# START OF Data supplied
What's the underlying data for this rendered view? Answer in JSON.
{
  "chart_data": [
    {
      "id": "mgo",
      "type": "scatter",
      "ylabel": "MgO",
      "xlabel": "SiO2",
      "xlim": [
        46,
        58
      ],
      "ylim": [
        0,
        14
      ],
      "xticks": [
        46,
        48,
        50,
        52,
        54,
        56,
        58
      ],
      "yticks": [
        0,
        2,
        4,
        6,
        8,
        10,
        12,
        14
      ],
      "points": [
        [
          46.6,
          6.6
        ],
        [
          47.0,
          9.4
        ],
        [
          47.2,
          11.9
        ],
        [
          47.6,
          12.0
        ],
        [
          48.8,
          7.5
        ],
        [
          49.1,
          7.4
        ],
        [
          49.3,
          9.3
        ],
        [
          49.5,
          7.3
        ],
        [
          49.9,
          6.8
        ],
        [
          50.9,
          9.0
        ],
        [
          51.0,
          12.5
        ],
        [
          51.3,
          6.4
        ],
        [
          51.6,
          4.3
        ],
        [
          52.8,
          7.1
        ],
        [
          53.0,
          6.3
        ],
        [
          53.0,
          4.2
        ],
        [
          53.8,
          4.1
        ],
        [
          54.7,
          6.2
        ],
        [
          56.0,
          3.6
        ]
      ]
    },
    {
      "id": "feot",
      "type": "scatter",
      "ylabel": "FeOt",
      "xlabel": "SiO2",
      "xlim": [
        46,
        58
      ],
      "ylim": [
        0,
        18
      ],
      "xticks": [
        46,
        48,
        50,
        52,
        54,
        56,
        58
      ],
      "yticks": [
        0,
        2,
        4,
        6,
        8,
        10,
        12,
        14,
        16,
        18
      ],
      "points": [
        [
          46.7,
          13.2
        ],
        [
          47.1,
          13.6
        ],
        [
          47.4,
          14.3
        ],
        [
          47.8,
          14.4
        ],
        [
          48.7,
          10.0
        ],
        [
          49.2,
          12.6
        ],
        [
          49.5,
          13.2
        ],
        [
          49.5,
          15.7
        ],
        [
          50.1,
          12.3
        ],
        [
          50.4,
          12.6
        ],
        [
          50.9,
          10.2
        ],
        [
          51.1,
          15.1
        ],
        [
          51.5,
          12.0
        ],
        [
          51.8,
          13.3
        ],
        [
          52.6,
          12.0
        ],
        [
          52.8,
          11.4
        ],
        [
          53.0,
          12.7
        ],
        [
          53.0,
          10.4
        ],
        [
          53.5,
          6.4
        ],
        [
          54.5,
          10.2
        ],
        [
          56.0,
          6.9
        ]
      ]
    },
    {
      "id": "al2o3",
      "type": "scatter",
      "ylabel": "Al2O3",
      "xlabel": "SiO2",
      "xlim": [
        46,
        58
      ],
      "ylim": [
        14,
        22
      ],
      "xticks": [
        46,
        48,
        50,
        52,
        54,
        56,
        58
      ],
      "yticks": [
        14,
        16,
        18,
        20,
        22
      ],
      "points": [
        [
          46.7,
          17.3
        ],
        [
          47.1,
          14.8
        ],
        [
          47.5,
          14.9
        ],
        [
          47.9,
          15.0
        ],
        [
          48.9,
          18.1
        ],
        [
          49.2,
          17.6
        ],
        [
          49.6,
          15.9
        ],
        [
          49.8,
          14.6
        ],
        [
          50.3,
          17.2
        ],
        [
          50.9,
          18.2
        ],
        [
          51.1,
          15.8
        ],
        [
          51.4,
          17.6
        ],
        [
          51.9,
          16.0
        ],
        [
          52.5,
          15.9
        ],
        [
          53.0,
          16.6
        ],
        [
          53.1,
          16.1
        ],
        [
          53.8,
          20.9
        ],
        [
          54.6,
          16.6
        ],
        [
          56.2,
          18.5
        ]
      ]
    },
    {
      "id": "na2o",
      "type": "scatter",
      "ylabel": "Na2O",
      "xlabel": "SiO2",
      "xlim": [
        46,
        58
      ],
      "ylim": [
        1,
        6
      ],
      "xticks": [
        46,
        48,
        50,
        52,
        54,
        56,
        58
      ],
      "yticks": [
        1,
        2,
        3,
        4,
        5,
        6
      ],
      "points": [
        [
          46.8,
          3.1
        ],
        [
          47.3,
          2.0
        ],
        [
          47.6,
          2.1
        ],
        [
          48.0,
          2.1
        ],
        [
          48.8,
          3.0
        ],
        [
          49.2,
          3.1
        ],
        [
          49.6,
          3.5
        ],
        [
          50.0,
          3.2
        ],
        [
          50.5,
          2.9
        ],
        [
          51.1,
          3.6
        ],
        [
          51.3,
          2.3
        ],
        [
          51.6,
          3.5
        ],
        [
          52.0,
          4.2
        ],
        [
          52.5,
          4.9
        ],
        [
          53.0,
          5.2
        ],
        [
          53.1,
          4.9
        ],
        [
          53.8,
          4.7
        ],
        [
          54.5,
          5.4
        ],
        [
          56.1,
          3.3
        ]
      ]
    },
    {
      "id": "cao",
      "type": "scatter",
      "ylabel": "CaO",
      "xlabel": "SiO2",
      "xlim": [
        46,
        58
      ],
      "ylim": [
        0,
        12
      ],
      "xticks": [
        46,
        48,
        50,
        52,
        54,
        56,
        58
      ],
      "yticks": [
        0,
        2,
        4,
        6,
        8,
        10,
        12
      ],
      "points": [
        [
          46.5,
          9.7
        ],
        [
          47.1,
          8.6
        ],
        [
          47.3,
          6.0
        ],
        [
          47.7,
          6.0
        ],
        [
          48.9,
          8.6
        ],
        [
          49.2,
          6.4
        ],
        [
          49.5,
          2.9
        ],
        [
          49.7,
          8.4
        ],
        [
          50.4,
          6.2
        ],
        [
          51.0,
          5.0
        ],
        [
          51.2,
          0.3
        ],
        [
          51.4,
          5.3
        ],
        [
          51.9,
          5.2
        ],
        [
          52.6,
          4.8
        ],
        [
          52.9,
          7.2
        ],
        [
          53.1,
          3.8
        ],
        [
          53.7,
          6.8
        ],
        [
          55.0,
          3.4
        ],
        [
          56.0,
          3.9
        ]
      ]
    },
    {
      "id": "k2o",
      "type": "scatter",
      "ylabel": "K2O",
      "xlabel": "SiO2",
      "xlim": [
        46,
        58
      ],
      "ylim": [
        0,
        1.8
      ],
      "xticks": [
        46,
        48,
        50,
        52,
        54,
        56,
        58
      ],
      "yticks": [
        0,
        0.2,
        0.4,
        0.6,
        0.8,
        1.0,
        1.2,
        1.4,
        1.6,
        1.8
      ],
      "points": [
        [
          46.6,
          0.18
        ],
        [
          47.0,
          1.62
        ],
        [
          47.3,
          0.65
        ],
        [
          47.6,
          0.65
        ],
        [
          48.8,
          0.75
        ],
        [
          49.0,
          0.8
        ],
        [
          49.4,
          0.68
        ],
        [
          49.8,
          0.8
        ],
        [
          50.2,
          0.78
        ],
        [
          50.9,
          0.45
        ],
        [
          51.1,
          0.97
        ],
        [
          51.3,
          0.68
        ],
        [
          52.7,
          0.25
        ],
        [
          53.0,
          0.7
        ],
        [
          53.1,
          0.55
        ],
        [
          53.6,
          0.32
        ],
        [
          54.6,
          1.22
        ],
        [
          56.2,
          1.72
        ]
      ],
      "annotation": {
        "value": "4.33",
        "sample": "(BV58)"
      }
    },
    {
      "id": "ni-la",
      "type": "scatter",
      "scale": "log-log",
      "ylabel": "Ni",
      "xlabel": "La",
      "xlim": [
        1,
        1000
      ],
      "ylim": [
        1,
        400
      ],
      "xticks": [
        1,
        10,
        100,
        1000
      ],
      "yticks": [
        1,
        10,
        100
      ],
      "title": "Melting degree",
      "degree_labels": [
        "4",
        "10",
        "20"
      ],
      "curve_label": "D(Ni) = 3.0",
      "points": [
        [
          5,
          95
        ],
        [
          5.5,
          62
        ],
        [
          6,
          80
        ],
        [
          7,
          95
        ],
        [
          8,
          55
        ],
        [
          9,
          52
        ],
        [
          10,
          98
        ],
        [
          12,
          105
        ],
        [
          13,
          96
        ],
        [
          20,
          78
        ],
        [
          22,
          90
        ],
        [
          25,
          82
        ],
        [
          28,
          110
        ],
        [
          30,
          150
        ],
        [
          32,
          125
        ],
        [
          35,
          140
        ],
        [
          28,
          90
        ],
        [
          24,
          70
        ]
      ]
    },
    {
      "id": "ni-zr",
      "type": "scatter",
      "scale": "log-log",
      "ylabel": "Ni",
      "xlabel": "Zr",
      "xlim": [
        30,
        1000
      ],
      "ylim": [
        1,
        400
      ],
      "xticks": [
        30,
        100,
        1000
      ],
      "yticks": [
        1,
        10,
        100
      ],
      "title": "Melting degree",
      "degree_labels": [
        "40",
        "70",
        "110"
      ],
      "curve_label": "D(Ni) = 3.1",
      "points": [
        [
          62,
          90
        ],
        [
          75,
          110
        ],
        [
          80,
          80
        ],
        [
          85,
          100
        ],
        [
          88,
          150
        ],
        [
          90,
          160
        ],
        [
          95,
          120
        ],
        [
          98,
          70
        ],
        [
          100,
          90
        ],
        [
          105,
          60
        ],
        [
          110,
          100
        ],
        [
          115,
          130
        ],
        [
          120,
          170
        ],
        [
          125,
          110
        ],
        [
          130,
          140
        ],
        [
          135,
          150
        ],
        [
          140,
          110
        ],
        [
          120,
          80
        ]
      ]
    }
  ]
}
# END OF Data supplied
> [Directions for this task]
Collect, from the material above, every line containing the word "ylabel".

> [Task response]
      "ylabel": "MgO",
      "ylabel": "FeOt",
      "ylabel": "Al2O3",
      "ylabel": "Na2O",
      "ylabel": "CaO",
      "ylabel": "K2O",
      "ylabel": "Ni",
      "ylabel": "Ni",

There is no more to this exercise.